Goal: Find the lines containing the word "Theriacæ" and copy every one of them.

------

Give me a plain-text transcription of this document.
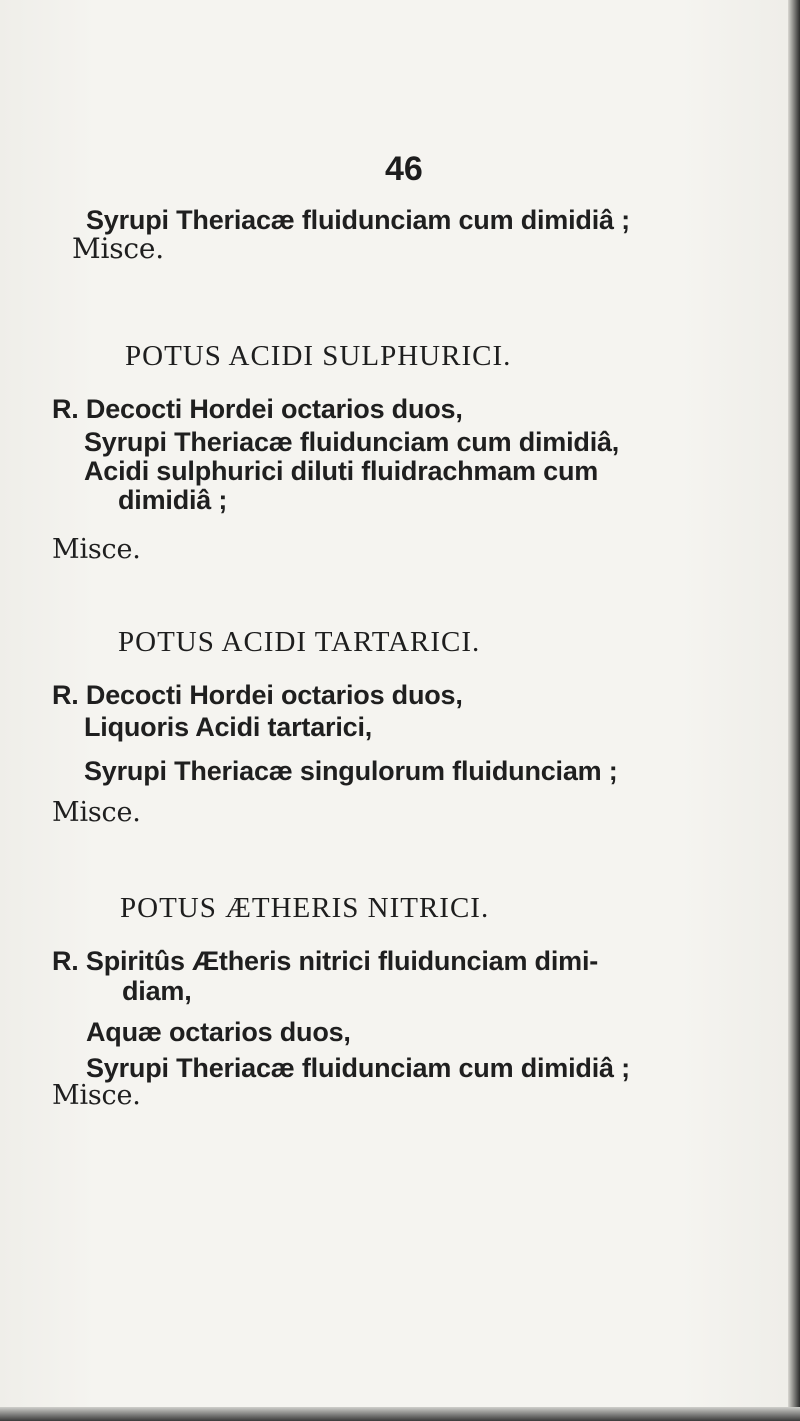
46
Syrupi Theriacæ fluidunciam cum dimidiâ ;
Misce.
POTUS ACIDI SULPHURICI.
R. Decocti Hordei octarios duos,
Syrupi Theriacæ fluidunciam cum dimidiâ,
Acidi sulphurici diluti fluidrachmam cum
dimidiâ ;
Misce.
POTUS ACIDI TARTARICI.
R. Decocti Hordei octarios duos,
Liquoris Acidi tartarici,
Syrupi Theriacæ singulorum fluidunciam ;
Misce.
POTUS ÆTHERIS NITRICI.
R. Spiritûs Ætheris nitrici fluidunciam dimi-
diam,
Aquæ octarios duos,
Syrupi Theriacæ fluidunciam cum dimidiâ ;
Misce.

------

Response to this exercise:
Syrupi Theriacæ fluidunciam cum dimidiâ ;
Syrupi Theriacæ fluidunciam cum dimidiâ,
Syrupi Theriacæ singulorum fluidunciam ;
Syrupi Theriacæ fluidunciam cum dimidiâ ;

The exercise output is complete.